Exercise prompt ::
Check each line of the material below, and copy it if it holds the string "color".

Records to use ::
----

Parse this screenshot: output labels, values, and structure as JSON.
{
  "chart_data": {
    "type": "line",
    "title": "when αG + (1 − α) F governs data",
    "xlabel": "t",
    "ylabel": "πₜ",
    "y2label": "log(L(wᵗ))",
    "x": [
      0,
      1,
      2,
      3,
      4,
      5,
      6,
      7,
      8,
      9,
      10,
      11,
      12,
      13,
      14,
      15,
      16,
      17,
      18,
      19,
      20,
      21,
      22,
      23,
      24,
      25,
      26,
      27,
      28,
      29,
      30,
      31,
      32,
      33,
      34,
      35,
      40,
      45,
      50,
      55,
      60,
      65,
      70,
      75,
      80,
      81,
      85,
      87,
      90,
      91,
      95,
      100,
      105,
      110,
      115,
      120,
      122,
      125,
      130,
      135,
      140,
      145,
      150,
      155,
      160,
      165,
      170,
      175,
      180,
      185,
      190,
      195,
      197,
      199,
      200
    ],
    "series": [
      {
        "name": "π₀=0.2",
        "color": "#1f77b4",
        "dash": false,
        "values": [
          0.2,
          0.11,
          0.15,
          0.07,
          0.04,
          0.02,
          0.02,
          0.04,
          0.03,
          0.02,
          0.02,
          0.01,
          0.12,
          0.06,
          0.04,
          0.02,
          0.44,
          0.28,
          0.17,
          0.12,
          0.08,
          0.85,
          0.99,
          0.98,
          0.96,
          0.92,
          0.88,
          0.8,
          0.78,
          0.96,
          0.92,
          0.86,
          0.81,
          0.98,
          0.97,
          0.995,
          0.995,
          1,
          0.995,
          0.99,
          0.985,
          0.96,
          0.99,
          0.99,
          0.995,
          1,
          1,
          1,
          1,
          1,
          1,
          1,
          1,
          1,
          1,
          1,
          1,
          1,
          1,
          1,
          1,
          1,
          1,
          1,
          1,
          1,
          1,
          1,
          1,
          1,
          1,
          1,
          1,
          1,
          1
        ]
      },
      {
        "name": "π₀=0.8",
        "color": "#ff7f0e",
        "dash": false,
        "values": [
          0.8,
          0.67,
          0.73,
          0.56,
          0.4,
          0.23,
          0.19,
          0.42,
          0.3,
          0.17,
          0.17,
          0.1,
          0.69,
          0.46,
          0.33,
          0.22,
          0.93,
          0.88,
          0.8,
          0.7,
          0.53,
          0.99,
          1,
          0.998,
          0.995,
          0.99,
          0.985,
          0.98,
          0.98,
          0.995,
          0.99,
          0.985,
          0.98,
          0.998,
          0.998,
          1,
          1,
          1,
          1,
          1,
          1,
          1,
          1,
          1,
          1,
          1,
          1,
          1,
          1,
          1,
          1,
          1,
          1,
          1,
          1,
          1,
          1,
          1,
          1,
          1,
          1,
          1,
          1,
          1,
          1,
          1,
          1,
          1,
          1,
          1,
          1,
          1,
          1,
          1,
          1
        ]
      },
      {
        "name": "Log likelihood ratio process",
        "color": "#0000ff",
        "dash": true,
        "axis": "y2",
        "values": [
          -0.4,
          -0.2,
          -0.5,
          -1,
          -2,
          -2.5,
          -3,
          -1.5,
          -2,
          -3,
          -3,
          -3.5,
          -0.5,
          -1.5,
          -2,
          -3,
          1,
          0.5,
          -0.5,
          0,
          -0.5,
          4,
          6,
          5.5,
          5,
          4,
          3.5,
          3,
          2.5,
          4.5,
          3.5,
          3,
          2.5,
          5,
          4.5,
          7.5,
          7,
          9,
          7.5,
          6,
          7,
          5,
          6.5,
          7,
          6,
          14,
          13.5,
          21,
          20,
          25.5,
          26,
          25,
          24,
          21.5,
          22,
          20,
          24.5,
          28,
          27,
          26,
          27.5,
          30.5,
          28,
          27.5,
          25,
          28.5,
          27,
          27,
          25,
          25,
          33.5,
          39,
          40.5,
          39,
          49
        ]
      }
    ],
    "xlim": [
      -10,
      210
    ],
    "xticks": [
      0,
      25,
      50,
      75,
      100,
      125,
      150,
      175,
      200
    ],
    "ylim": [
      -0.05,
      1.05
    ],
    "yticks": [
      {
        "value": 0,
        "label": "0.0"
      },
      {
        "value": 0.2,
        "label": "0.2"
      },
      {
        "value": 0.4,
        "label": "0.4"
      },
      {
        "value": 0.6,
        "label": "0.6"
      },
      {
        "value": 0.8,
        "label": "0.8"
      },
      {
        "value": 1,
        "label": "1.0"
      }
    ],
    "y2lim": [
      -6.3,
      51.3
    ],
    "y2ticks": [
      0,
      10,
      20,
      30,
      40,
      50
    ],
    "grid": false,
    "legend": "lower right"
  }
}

----

The result ::
        "color": "#1f77b4",
        "color": "#ff7f0e",
        "color": "#0000ff",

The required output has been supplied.